**Task requirements:**
How many lines hold the string "grid"? Give only the number.

(Dataset entries)
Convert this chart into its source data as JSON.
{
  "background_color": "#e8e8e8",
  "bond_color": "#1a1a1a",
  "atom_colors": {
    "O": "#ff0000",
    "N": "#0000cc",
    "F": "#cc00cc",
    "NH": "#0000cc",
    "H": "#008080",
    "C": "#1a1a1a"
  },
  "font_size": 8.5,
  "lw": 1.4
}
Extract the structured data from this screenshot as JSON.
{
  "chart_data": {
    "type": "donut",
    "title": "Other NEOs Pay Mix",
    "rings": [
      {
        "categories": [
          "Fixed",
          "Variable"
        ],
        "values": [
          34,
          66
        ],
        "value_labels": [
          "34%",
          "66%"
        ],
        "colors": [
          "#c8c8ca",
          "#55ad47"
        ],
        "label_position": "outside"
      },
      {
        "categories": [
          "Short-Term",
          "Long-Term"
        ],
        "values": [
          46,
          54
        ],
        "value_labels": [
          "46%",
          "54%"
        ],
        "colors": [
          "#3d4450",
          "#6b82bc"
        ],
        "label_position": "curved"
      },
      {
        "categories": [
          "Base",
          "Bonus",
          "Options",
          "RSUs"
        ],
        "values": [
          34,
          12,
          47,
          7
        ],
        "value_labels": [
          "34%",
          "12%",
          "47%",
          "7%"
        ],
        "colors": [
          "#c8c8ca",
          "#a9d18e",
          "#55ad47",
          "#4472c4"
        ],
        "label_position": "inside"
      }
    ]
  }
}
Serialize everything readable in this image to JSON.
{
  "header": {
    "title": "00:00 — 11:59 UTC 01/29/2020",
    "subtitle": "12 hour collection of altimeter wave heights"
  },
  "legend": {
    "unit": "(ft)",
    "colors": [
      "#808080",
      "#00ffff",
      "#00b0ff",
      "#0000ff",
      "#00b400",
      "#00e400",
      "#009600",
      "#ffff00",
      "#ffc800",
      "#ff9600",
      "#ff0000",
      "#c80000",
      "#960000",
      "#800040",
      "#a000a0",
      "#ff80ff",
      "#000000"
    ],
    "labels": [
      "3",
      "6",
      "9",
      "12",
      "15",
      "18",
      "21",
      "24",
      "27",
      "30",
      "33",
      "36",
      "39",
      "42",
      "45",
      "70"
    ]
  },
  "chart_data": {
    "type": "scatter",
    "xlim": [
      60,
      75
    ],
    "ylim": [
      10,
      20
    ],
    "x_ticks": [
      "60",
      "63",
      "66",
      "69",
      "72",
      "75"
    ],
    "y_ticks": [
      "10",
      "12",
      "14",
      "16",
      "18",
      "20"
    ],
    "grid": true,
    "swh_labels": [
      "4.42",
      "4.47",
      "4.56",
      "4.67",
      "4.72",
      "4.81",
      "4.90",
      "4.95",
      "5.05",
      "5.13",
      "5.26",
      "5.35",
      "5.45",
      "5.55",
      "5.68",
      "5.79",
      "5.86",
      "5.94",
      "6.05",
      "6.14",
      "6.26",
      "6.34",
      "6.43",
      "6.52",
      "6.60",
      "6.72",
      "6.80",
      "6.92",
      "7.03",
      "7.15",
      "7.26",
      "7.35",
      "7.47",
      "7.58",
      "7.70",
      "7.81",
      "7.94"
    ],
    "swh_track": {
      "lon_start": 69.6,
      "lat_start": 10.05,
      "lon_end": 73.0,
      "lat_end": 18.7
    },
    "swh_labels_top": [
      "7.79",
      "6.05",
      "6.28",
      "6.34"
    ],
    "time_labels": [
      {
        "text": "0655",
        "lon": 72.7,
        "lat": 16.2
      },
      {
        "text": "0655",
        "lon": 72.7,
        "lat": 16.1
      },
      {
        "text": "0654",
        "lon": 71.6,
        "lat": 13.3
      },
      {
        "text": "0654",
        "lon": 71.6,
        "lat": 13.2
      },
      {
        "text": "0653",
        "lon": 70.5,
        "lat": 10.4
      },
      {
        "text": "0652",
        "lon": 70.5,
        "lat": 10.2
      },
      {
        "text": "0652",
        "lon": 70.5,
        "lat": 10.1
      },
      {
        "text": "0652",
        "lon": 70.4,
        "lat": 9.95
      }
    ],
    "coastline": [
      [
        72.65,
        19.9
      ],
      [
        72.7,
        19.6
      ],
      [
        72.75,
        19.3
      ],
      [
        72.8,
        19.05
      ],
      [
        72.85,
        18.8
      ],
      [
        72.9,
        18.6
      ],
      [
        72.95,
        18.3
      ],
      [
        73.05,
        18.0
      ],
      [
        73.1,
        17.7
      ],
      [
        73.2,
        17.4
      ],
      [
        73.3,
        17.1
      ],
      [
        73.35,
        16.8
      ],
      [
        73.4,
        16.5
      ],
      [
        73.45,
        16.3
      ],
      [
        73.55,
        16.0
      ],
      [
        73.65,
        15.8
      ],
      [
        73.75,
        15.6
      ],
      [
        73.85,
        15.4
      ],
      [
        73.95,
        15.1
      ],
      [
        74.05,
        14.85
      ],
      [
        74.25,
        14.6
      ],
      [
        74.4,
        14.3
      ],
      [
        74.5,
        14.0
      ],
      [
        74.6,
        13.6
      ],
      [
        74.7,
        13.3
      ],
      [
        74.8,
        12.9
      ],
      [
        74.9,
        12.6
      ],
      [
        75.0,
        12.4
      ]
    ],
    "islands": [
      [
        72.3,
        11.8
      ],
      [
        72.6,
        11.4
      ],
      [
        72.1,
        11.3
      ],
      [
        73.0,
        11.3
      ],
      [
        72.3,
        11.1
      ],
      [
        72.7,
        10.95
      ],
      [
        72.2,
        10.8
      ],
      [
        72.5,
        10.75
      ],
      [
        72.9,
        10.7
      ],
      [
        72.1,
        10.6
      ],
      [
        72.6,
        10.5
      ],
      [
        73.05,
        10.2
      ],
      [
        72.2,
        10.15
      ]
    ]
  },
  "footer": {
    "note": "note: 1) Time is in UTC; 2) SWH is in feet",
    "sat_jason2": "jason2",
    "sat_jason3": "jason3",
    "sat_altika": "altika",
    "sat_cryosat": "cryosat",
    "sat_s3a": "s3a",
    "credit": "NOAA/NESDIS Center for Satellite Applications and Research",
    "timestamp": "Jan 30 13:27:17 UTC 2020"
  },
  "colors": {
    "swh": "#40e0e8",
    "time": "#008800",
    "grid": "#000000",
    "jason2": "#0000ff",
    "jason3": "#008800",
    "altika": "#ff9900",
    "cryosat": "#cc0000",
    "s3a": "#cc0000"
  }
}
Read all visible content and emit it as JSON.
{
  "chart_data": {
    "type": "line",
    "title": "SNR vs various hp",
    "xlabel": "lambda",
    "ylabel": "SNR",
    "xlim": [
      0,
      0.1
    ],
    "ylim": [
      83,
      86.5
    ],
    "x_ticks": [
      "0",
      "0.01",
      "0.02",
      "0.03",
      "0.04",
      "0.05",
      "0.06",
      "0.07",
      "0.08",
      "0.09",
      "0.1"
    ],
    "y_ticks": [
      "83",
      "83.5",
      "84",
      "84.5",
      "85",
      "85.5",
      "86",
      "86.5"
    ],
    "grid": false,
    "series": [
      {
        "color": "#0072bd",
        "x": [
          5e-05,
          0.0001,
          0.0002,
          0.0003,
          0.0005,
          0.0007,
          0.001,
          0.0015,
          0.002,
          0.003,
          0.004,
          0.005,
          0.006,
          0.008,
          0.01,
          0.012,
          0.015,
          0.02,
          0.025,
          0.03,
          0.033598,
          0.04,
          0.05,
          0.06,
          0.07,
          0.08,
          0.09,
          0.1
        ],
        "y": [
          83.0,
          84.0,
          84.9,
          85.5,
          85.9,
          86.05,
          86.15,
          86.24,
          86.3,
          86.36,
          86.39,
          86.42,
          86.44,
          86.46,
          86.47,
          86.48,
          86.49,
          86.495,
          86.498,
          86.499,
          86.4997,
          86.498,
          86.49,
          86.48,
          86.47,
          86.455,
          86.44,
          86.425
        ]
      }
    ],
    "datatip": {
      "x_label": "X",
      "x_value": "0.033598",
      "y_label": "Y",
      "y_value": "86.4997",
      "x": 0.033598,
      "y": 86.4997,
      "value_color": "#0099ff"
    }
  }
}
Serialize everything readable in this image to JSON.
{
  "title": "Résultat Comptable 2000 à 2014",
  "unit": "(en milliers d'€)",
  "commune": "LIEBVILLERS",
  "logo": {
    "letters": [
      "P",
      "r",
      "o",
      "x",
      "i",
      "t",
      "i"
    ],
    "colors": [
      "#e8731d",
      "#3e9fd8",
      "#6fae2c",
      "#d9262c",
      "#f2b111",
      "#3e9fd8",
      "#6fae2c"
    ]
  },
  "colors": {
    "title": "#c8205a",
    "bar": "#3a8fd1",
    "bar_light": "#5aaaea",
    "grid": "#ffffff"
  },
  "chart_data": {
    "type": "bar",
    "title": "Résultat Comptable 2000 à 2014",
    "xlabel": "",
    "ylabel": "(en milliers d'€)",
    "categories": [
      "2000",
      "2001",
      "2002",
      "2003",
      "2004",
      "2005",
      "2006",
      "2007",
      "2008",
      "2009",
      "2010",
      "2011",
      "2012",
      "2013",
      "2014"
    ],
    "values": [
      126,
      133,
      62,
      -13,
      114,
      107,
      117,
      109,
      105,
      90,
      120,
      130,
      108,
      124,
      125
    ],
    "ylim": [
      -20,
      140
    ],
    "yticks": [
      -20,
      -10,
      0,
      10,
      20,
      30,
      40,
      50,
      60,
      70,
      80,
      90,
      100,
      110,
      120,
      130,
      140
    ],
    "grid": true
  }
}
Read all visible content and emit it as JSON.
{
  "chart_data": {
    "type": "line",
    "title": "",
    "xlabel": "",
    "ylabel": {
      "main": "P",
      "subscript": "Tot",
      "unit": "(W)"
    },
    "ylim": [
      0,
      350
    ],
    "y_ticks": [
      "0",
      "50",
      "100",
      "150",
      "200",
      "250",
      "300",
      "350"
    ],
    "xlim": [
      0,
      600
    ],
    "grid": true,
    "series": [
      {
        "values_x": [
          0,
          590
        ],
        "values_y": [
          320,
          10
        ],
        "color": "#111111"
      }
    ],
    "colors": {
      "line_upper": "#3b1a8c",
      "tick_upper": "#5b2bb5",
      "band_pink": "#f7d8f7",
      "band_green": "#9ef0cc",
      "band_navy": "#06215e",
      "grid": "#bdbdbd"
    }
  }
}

**Result:**
7